● Problem
Set down each line of the data below exactly as it stands, dropping the pictures.

● Source data
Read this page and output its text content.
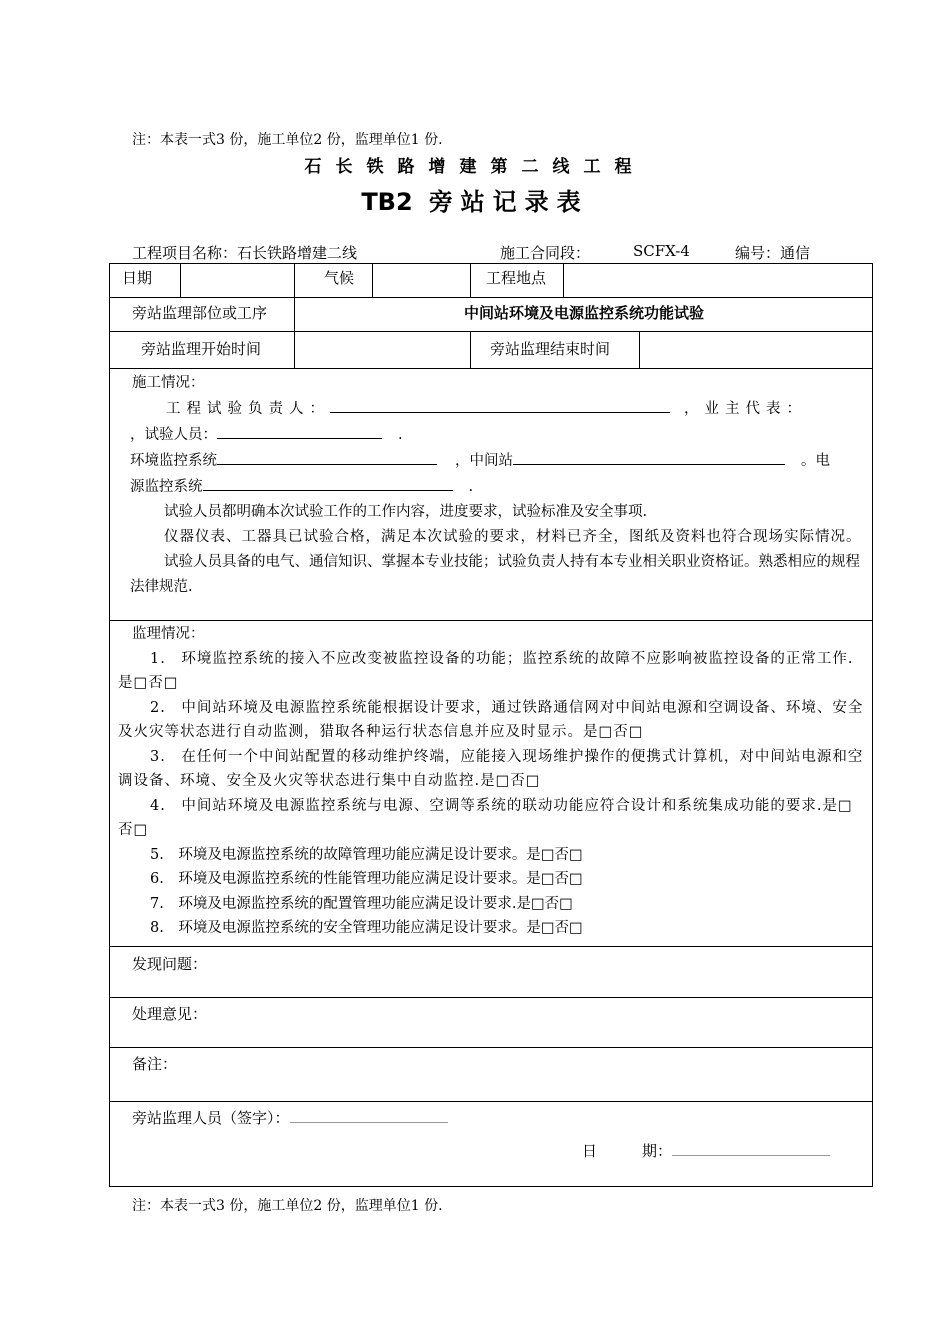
注：本表一式3 份，施工单位2 份，监理单位1 份.
石长铁路增建第二线工程
TB2 旁站记录表
工程项目名称：石长铁路增建二线	施工合同段：	SCFX-4	编号：通信
日期	气候	工程地点
旁站监理部位或工序	中间站环境及电源监控系统功能试验
旁站监理开始时间	旁站监理结束时间

施工情况：

工程试验负责人：	，业主代表：

，试验人员：	.

环境监控系统	，中间站	。电

源监控系统	.

试验人员都明确本次试验工作的工作内容，进度要求，试验标准及安全事项.

仪器仪表、工器具已试验合格，满足本次试验的要求，材料已齐全，图纸及资料也符合现场实际情况。

试验人员具备的电气、通信知识、掌握本专业技能；试验负责人持有本专业相关职业资格证。熟悉相应的规程法律规范.

监理情况：

1.　环境监控系统的接入不应改变被监控设备的功能；监控系统的故障不应影响被监控设备的正常工作.是□否□

2.　中间站环境及电源监控系统能根据设计要求，通过铁路通信网对中间站电源和空调设备、环境、安全及火灾等状态进行自动监测，猎取各种运行状态信息并应及时显示。是□否□

3.　在任何一个中间站配置的移动维护终端，应能接入现场维护操作的便携式计算机，对中间站电源和空调设备、环境、安全及火灾等状态进行集中自动监控.是□否□

4.　中间站环境及电源监控系统与电源、空调等系统的联动功能应符合设计和系统集成功能的要求.是□否□

5.　环境及电源监控系统的故障管理功能应满足设计要求。是□否□

6.　环境及电源监控系统的性能管理功能应满足设计要求。是□否□

7.　环境及电源监控系统的配置管理功能应满足设计要求.是□否□

8.　环境及电源监控系统的安全管理功能应满足设计要求。是□否□

发现问题：
处理意见：
备注：
旁站监理人员（签字）：
日　　　期：
注：本表一式3 份，施工单位2 份，监理单位1 份.
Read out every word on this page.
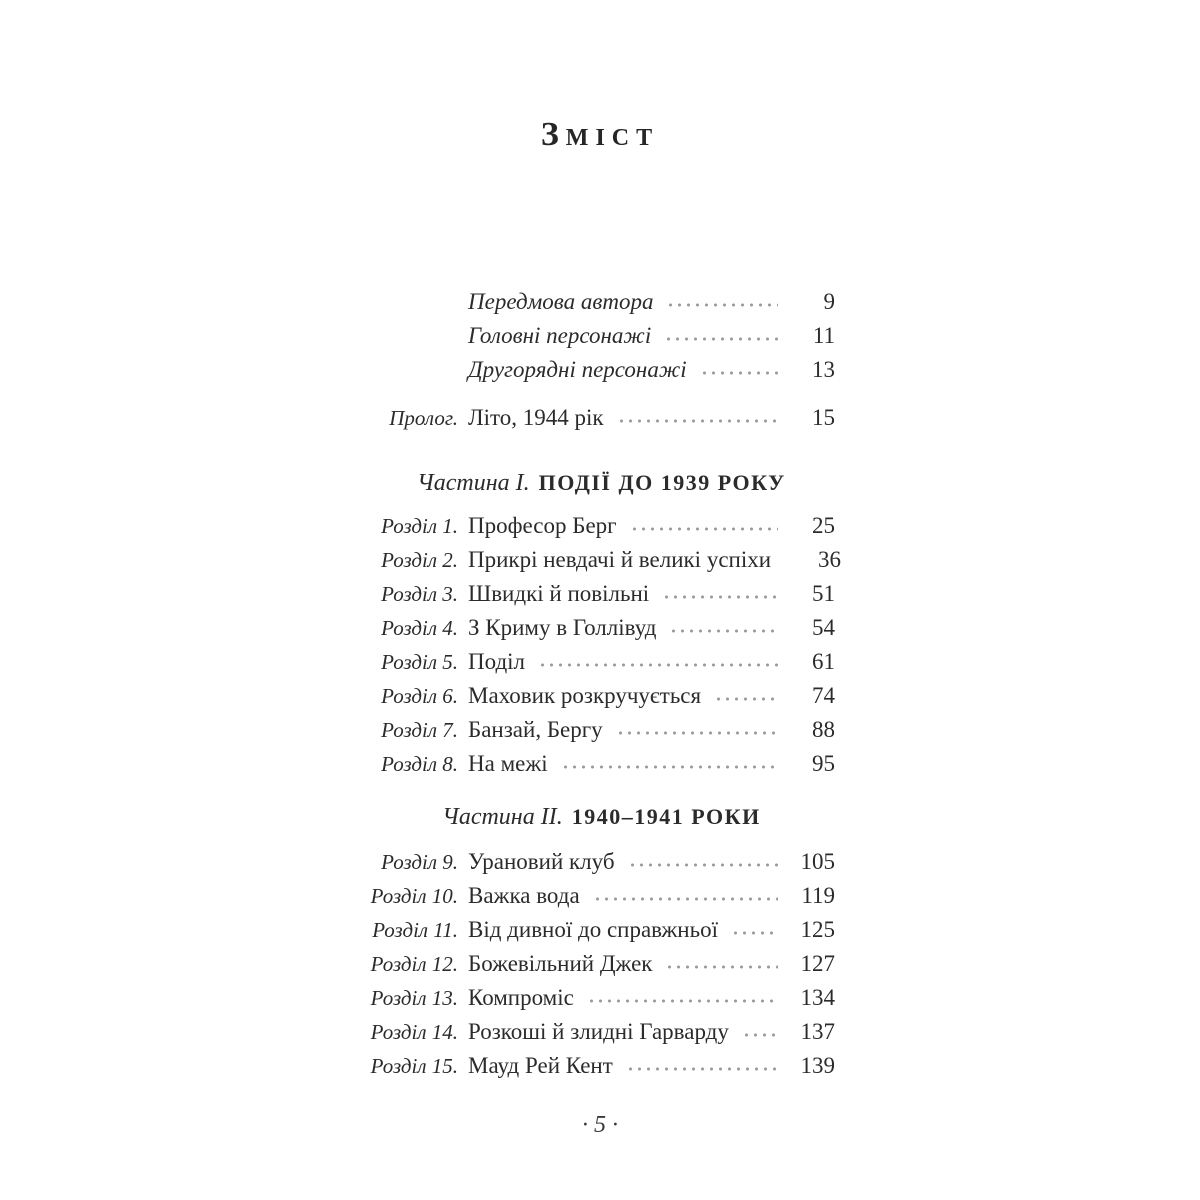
Зміст
Передмова автора	9
Головні персонажі	11
Другорядні персонажі	13
Пролог. Літо, 1944 рік	15
Частина I. ПОДІЇ ДО 1939 РОКУ
Розділ 1. Професор Берг	25
Розділ 2. Прикрі невдачі й великі успіхи	36
Розділ 3. Швидкі й повільні	51
Розділ 4. З Криму в Голлівуд	54
Розділ 5. Поділ	61
Розділ 6. Маховик розкручується	74
Розділ 7. Банзай, Бергу	88
Розділ 8. На межі	95
Частина II. 1940–1941 РОКИ
Розділ 9. Урановий клуб	105
Розділ 10. Важка вода	119
Розділ 11. Від дивної до справжньої	125
Розділ 12. Божевільний Джек	127
Розділ 13. Компроміс	134
Розділ 14. Розкоші й злидні Гарварду	137
Розділ 15. Мауд Рей Кент	139
· 5 ·
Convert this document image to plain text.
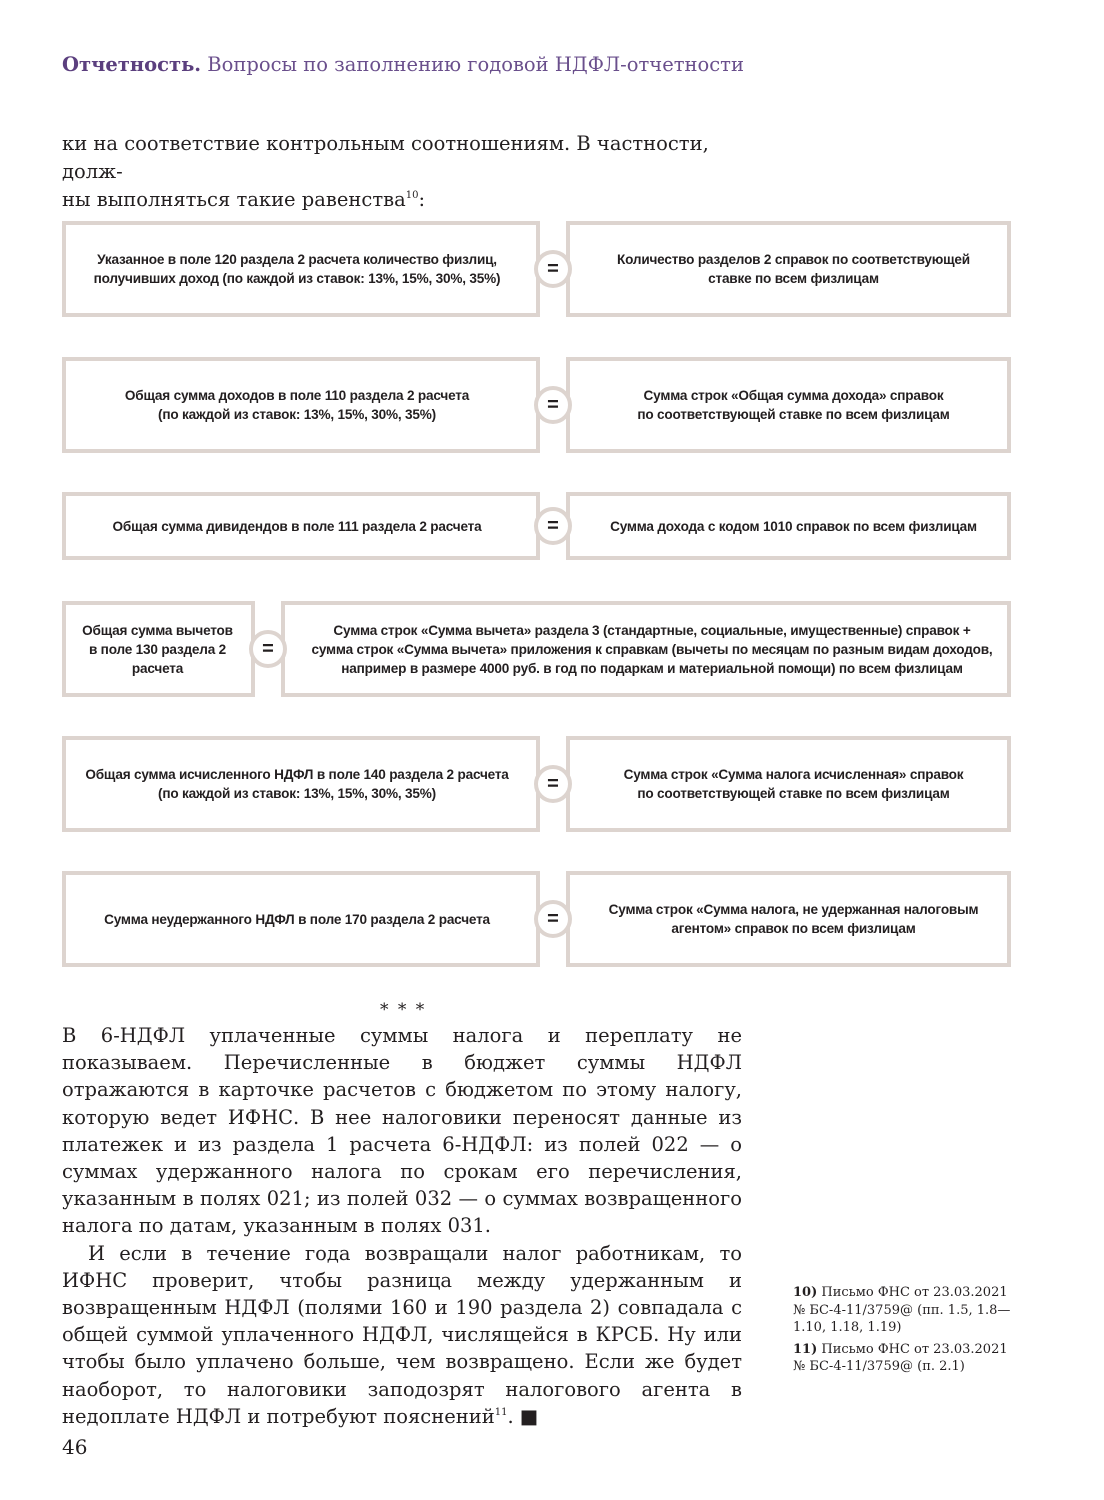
Отчетность. Вопросы по заполнению годовой НДФЛ-отчетности
ки на соответствие контрольным соотношениям. В частности, долж-
ны выполняться такие равенства$^{10}$:
Указанное в поле 120 раздела 2 расчета количество физлиц,
получивших доход (по каждой из ставок: 13%, 15%, 30%, 35%)
Количество разделов 2 справок по соответствующей
ставке по всем физлицам
=
Общая сумма доходов в поле 110 раздела 2 расчета
(по каждой из ставок: 13%, 15%, 30%, 35%)
Сумма строк «Общая сумма дохода» справок
по соответствующей ставке по всем физлицам
=
Общая сумма дивидендов в поле 111 раздела 2 расчета	Сумма дохода с кодом 1010 справок по всем физлицам
=
Общая сумма вычетов
в поле 130 раздела 2
расчета
Сумма строк «Сумма вычета» раздела 3 (стандартные, социальные, имущественные) справок +
сумма строк «Сумма вычета» приложения к справкам (вычеты по месяцам по разным видам доходов,
например в размере 4000 руб. в год по подаркам и материальной помощи) по всем физлицам
=
Общая сумма исчисленного НДФЛ в поле 140 раздела 2 расчета
(по каждой из ставок: 13%, 15%, 30%, 35%)
Сумма строк «Сумма налога исчисленная» справок
по соответствующей ставке по всем физлицам
=
Сумма неудержанного НДФЛ в поле 170 раздела 2 расчета
Сумма строк «Сумма налога, не удержанная налоговым
агентом» справок по всем физлицам
=
* * *

В 6-НДФЛ уплаченные суммы налога и переплату не показываем. Перечисленные в бюджет суммы НДФЛ отражаются в карточке расчетов с бюджетом по этому налогу, которую ведет ИФНС. В нее налоговики переносят данные из платежек и из раздела 1 расчета 6-НДФЛ: из полей 022 — о суммах удержанного налога по срокам его перечисления, указанным в полях 021; из полей 032 — о суммах возвращенного налога по датам, указанным в полях 031.

И если в течение года возвращали налог работникам, то ИФНС проверит, чтобы разница между удержанным и возвращенным НДФЛ (полями 160 и 190 раздела 2) совпадала с общей суммой уплаченного НДФЛ, числящейся в КРСБ. Ну или чтобы было уплачено больше, чем возвращено. Если же будет наоборот, то налоговики заподозрят налогового агента в недоплате НДФЛ и потребуют пояснений$^{11}$. ■

10) Письмо ФНС от 23.03.2021 № БС-4-11/3759@ (пп. 1.5, 1.8—1.10, 1.18, 1.19)

11) Письмо ФНС от 23.03.2021 № БС-4-11/3759@ (п. 2.1)

46
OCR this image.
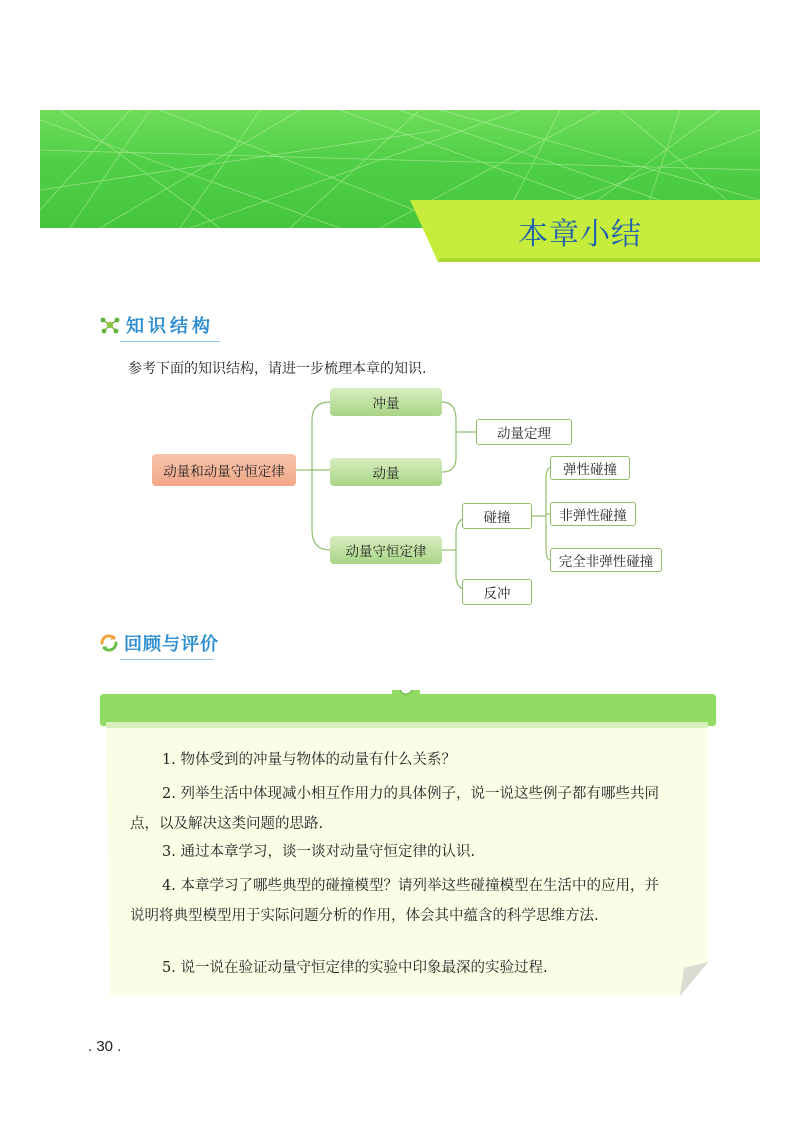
本章小结
知识结构
参考下面的知识结构，请进一步梳理本章的知识.
动量和动量守恒定律
冲量
动量
动量定理
动量守恒定律
碰撞
反冲
弹性碰撞
非弹性碰撞
完全非弹性碰撞
回顾与评价
1. 物体受到的冲量与物体的动量有什么关系？
2. 列举生活中体现减小相互作用力的具体例子，说一说这些例子都有哪些共同点，以及解决这类问题的思路.
3. 通过本章学习，谈一谈对动量守恒定律的认识.
4. 本章学习了哪些典型的碰撞模型？请列举这些碰撞模型在生活中的应用，并说明将典型模型用于实际问题分析的作用，体会其中蕴含的科学思维方法.
5. 说一说在验证动量守恒定律的实验中印象最深的实验过程.
. 30 .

● Final result
Read this page and output its text content.
注：本表一式3 份，施工单位2 份，监理单位1 份.
石长铁路增建第二线工程
TB2 旁站记录表
工程项目名称：石长铁路增建二线	施工合同段：	SCFX-4	编号：通信
日期	气候	工程地点
旁站监理部位或工序	中间站环境及电源监控系统功能试验
旁站监理开始时间	旁站监理结束时间

施工情况：

工程试验负责人：	，业主代表：

，试验人员：	.

环境监控系统	，中间站	。电

源监控系统	.

试验人员都明确本次试验工作的工作内容，进度要求，试验标准及安全事项.

仪器仪表、工器具已试验合格，满足本次试验的要求，材料已齐全，图纸及资料也符合现场实际情况。

试验人员具备的电气、通信知识、掌握本专业技能；试验负责人持有本专业相关职业资格证。熟悉相应的规程法律规范.

监理情况：

1.　环境监控系统的接入不应改变被监控设备的功能；监控系统的故障不应影响被监控设备的正常工作.是□否□

2.　中间站环境及电源监控系统能根据设计要求，通过铁路通信网对中间站电源和空调设备、环境、安全及火灾等状态进行自动监测，猎取各种运行状态信息并应及时显示。是□否□

3.　在任何一个中间站配置的移动维护终端，应能接入现场维护操作的便携式计算机，对中间站电源和空调设备、环境、安全及火灾等状态进行集中自动监控.是□否□

4.　中间站环境及电源监控系统与电源、空调等系统的联动功能应符合设计和系统集成功能的要求.是□否□

5.　环境及电源监控系统的故障管理功能应满足设计要求。是□否□

6.　环境及电源监控系统的性能管理功能应满足设计要求。是□否□

7.　环境及电源监控系统的配置管理功能应满足设计要求.是□否□

8.　环境及电源监控系统的安全管理功能应满足设计要求。是□否□

发现问题：
处理意见：
备注：
旁站监理人员（签字）：
日　　　期：
注：本表一式3 份，施工单位2 份，监理单位1 份.
Read out every word on this page.
Зміст
Передмова автора	9
Головні персонажі	11
Другорядні персонажі	13
Пролог. Літо, 1944 рік	15
Частина I. ПОДІЇ ДО 1939 РОКУ
Розділ 1. Професор Берг	25
Розділ 2. Прикрі невдачі й великі успіхи	36
Розділ 3. Швидкі й повільні	51
Розділ 4. З Криму в Голлівуд	54
Розділ 5. Поділ	61
Розділ 6. Маховик розкручується	74
Розділ 7. Банзай, Бергу	88
Розділ 8. На межі	95
Частина II. 1940–1941 РОКИ
Розділ 9. Урановий клуб	105
Розділ 10. Важка вода	119
Розділ 11. Від дивної до справжньої	125
Розділ 12. Божевільний Джек	127
Розділ 13. Компроміс	134
Розділ 14. Розкоші й злидні Гарварду	137
Розділ 15. Мауд Рей Кент	139
· 5 ·
Convert this document image to plain text.
Отчетность. Вопросы по заполнению годовой НДФЛ-отчетности
ки на соответствие контрольным соотношениям. В частности, долж-
ны выполняться такие равенства$^{10}$:
Указанное в поле 120 раздела 2 расчета количество физлиц,
получивших доход (по каждой из ставок: 13%, 15%, 30%, 35%)
Количество разделов 2 справок по соответствующей
ставке по всем физлицам
=
Общая сумма доходов в поле 110 раздела 2 расчета
(по каждой из ставок: 13%, 15%, 30%, 35%)
Сумма строк «Общая сумма дохода» справок
по соответствующей ставке по всем физлицам
=
Общая сумма дивидендов в поле 111 раздела 2 расчета	Сумма дохода с кодом 1010 справок по всем физлицам
=
Общая сумма вычетов
в поле 130 раздела 2
расчета
Сумма строк «Сумма вычета» раздела 3 (стандартные, социальные, имущественные) справок +
сумма строк «Сумма вычета» приложения к справкам (вычеты по месяцам по разным видам доходов,
например в размере 4000 руб. в год по подаркам и материальной помощи) по всем физлицам
=
Общая сумма исчисленного НДФЛ в поле 140 раздела 2 расчета
(по каждой из ставок: 13%, 15%, 30%, 35%)
Сумма строк «Сумма налога исчисленная» справок
по соответствующей ставке по всем физлицам
=
Сумма неудержанного НДФЛ в поле 170 раздела 2 расчета
Сумма строк «Сумма налога, не удержанная налоговым
агентом» справок по всем физлицам
=
* * *

В 6-НДФЛ уплаченные суммы налога и переплату не показываем. Перечисленные в бюджет суммы НДФЛ отражаются в карточке расчетов с бюджетом по этому налогу, которую ведет ИФНС. В нее налоговики переносят данные из платежек и из раздела 1 расчета 6-НДФЛ: из полей 022 — о суммах удержанного налога по срокам его перечисления, указанным в полях 021; из полей 032 — о суммах возвращенного налога по датам, указанным в полях 031.

И если в течение года возвращали налог работникам, то ИФНС проверит, чтобы разница между удержанным и возвращенным НДФЛ (полями 160 и 190 раздела 2) совпадала с общей суммой уплаченного НДФЛ, числящейся в КРСБ. Ну или чтобы было уплачено больше, чем возвращено. Если же будет наоборот, то налоговики заподозрят налогового агента в недоплате НДФЛ и потребуют пояснений$^{11}$. ■

10) Письмо ФНС от 23.03.2021 № БС-4-11/3759@ (пп. 1.5, 1.8—1.10, 1.18, 1.19)

11) Письмо ФНС от 23.03.2021 № БС-4-11/3759@ (п. 2.1)

46
OCR this image.
本章小结
知识结构
参考下面的知识结构，请进一步梳理本章的知识.
动量和动量守恒定律
冲量
动量
动量定理
动量守恒定律
碰撞
反冲
弹性碰撞
非弹性碰撞
完全非弹性碰撞
回顾与评价
1. 物体受到的冲量与物体的动量有什么关系？
2. 列举生活中体现减小相互作用力的具体例子，说一说这些例子都有哪些共同点，以及解决这类问题的思路.
3. 通过本章学习，谈一谈对动量守恒定律的认识.
4. 本章学习了哪些典型的碰撞模型？请列举这些碰撞模型在生活中的应用，并说明将典型模型用于实际问题分析的作用，体会其中蕴含的科学思维方法.
5. 说一说在验证动量守恒定律的实验中印象最深的实验过程.
. 30 .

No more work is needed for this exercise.